→ **Challenge**
In the listing that follows, count every line with the word "hour" in it and write only the total.

→ **Provided material**

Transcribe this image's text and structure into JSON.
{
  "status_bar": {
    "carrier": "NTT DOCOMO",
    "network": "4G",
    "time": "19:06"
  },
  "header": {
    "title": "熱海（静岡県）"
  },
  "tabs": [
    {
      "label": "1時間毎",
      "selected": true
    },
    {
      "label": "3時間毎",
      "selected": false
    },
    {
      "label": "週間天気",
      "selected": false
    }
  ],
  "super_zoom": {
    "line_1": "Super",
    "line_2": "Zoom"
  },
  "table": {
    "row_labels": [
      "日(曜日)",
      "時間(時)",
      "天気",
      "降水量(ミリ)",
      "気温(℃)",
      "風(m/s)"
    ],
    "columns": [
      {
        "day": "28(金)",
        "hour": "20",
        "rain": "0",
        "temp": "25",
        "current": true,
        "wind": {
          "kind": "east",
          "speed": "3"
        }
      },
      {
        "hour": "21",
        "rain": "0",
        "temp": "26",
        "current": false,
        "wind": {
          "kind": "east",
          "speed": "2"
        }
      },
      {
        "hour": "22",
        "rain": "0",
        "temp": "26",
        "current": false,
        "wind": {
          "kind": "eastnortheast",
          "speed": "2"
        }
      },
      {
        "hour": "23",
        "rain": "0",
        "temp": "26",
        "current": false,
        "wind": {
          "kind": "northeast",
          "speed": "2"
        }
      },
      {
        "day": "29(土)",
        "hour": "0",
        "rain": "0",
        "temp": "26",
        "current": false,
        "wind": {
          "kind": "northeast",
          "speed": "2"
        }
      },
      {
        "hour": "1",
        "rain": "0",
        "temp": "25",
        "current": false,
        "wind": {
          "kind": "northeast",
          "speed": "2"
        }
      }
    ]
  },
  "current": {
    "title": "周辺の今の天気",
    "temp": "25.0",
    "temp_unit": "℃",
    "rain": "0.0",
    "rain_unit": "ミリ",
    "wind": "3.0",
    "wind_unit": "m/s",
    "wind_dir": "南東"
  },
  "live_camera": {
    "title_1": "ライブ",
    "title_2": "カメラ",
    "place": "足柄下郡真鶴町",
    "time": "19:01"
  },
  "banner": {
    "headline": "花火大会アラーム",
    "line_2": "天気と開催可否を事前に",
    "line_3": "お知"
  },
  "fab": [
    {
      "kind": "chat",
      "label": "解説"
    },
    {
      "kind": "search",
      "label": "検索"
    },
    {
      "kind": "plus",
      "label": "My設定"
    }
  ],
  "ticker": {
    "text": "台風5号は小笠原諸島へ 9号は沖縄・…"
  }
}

→ **Answer to the problem**
6